#### [EXCERPT PROVIDED]

================

The Messier objects are a set of 110 astronomical objects catalogued by the French astronomer Charles Messier in his  (Catalogue of Nebulae and Star Clusters). 
Because Messier was only interested in finding comets, he created a list of those non-comet objects that frustrated his hunt for them. The compilation of this list, in collaboration with his assistant Pierre Méchain, is known as the Messier catalogue. This catalogue of objects is one of the most famous lists of astronomical objects, and many Messier objects are still referenced by their Messier numbers. 
The catalogue includes most of the astronomical deep-sky objects that can easily be observed from Earth's Northern Hemisphere; many Messier objects are popular targets for amateur astronomers.

A preliminary version first appeared in 1774 in the Memoirs of the French Academy of Sciences for the year 1771.
The first version of Messier's catalogue contained 45 objects which were not yet numbered. Eighteen of the objects were discovered by Messier, the rest being previously observed by other astronomers.
By 1780 the catalogue had increased to 70 objects. The final version of the catalogue containing 103 objects was published in 1781 in the Connaissance des Temps for the year 1784.
However, due to what was thought for a long time to be the incorrect addition of Messier 102, the total number remained 102. Other astronomers, using side notes in Messier's texts, eventually filled out the list up to 110 objects.

The catalogue consists of a diverse range of astronomical objects, from star clusters and nebulae to galaxies. For example, Messier 1 is a supernova remnant, known as the Crab Nebula, and the great spiral Andromeda Galaxy is M31. Further inclusions followed, the first addition came from Nicolas Camille Flammarion in 1921, who added Messier 104 after finding Messier's side note in his 1781 edition exemplar of the catalogue. M105 to M107 were added by Helen Sawyer Hogg in 1947, M108 and M109 by Owen Gingerich in 1960, and M110 by Kenneth Glyn Jones in 1967.

================

#### [MATERIAL PROVIDED]
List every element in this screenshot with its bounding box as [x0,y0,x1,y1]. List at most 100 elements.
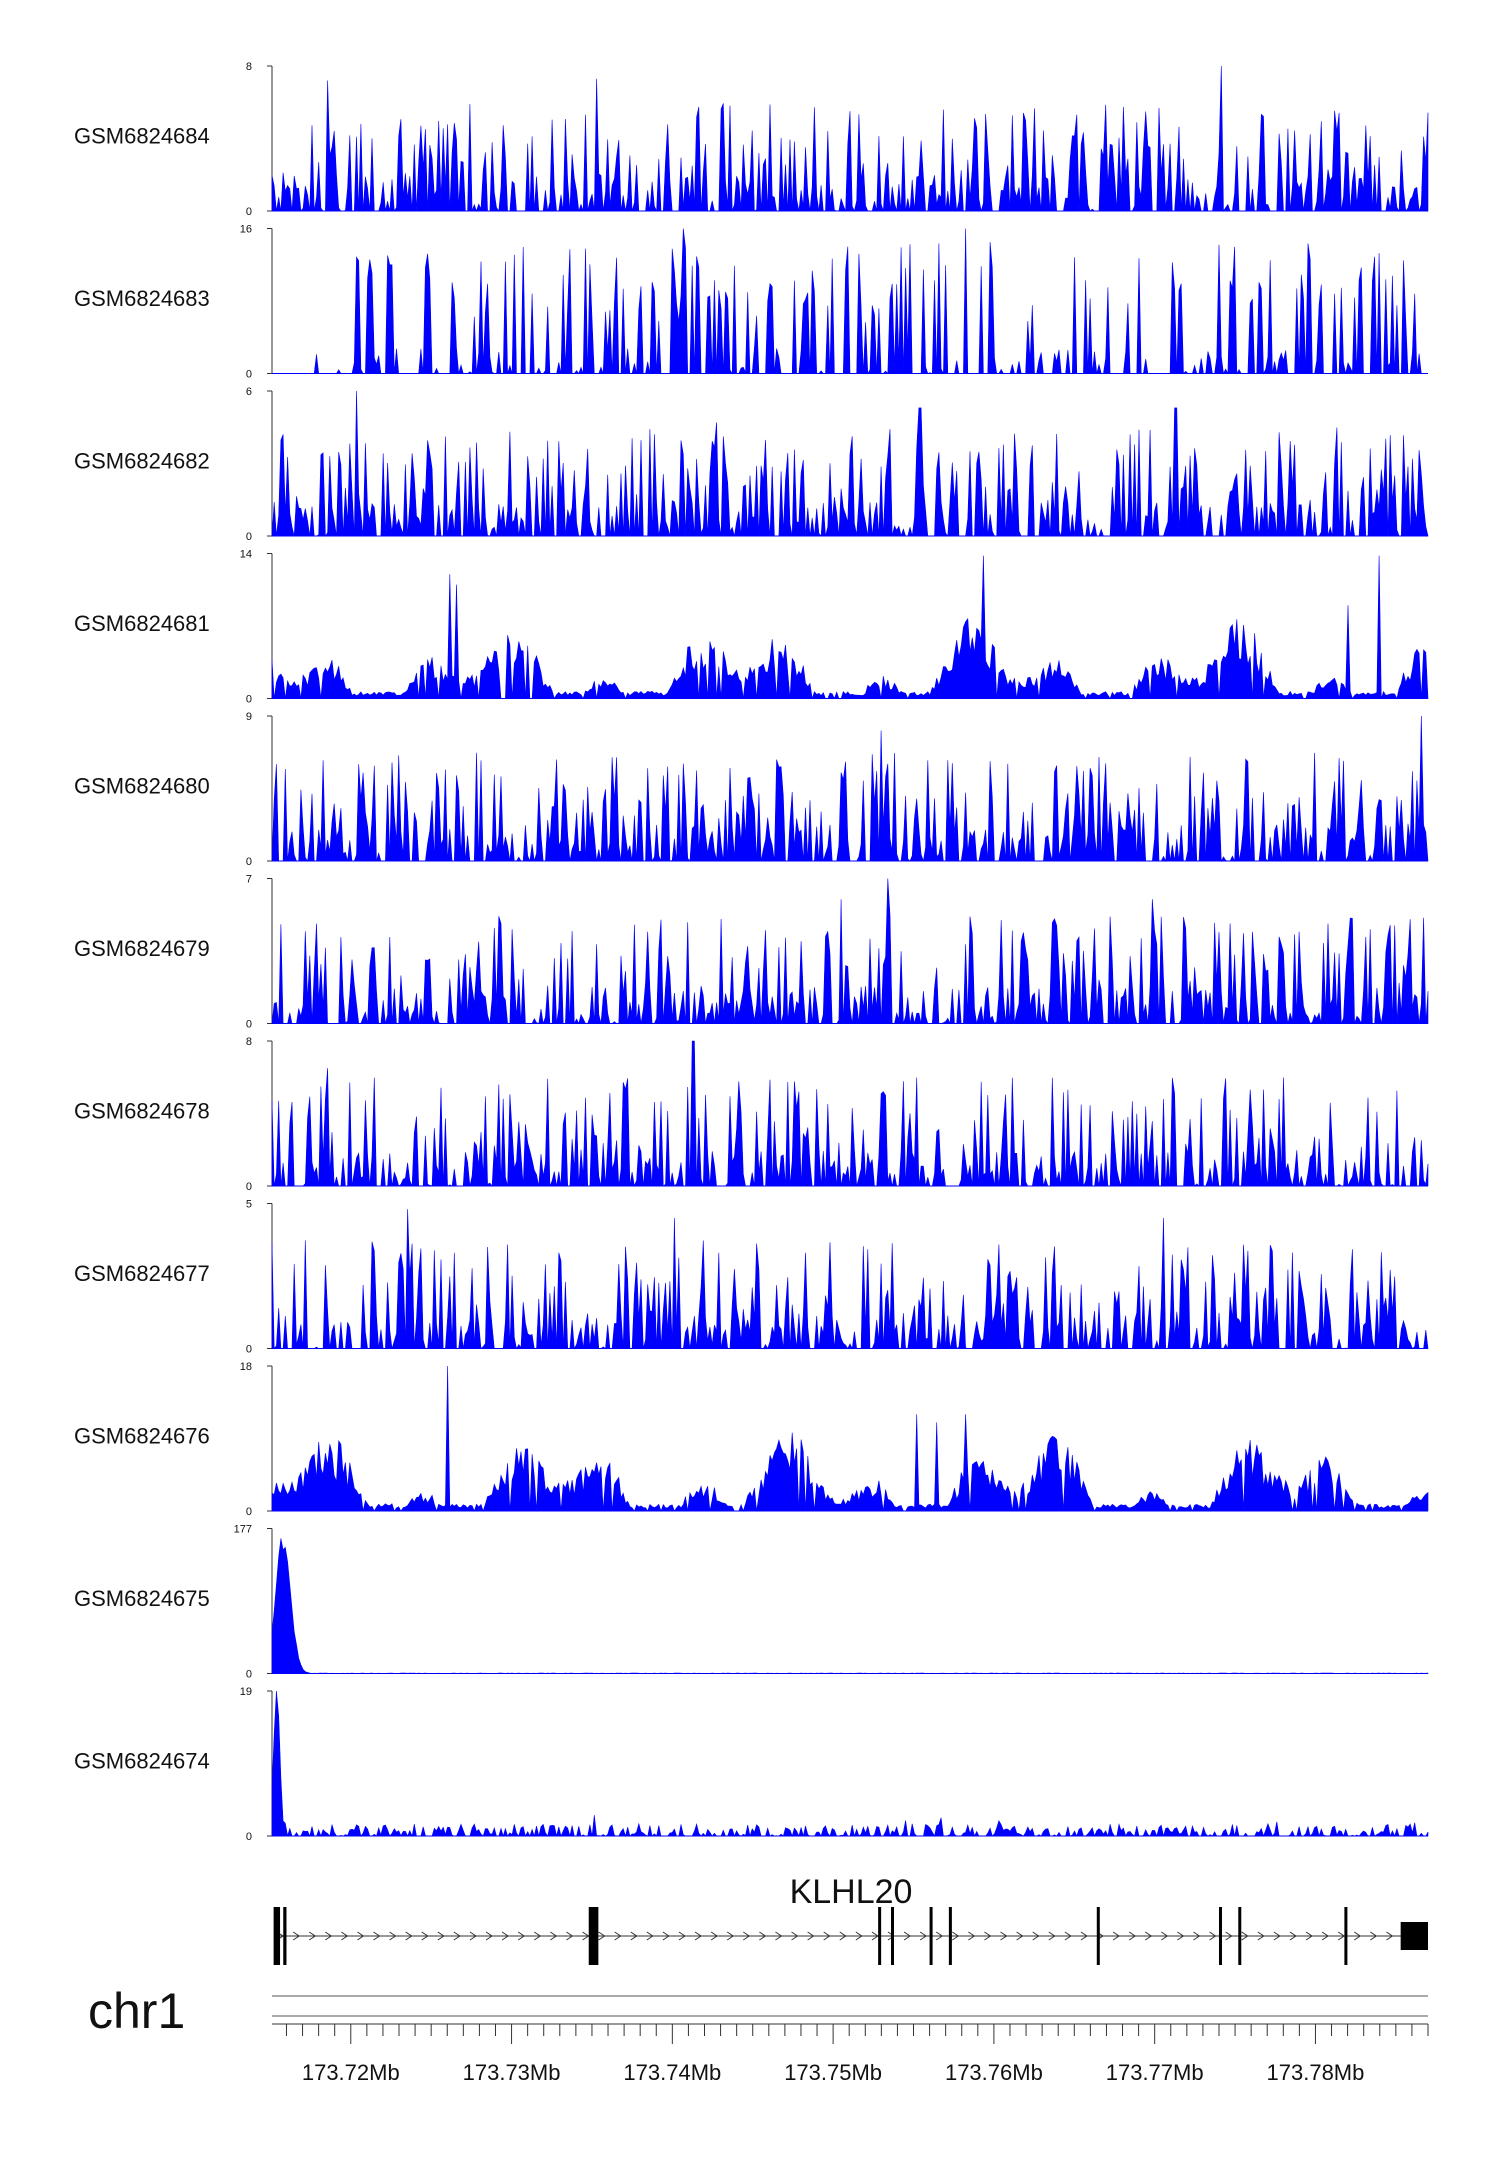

================

#### [REQUIRED TASKS]
1. According to the passage on the Messier objects, who added M110 to the catalogue, and in what year?
2. Pick up the passage on the Messier objects after its final sentence and write its next few sentences.
The listing has no connection to the passage on the Messier objects.

#### [ANSWERS TO THE TASKS]
1. Kenneth Glyn Jones added M110 in 1967.

2.
Lists and editions

The first edition of 1774 covered 45 objects (M1 to M45). The total list published by Messier in 1781 contained 103 objects, but the list was expanded through successive additions by other astronomers, motivated by notes in Messier's and Méchain's texts indicating that at least one of them knew of the additional objects. The first such addition came from Nicolas Camille Flammarion in 1921, who added Messier 104 after finding a note Messier made in a copy of the 1781 edition of the catalogue. M105 to M107 were added by Helen Sawyer Hogg in 1947, M108 and M109 by Owen Gingerich in 1960, and M110 by Kenneth Glyn Jones in 1967. M102 was observed by Méchain, who communicated his notes to Messier. Méchain later concluded that this object was simply a re-observation of M101, though some sources suggest that the object Méchain observed was the galaxy NGC 5866 and identify that as M102.

Messier's final catalogue was included in the  [Knowledge of the Times for the Year 1784], the French official yearly publication of astronomical ephemerides.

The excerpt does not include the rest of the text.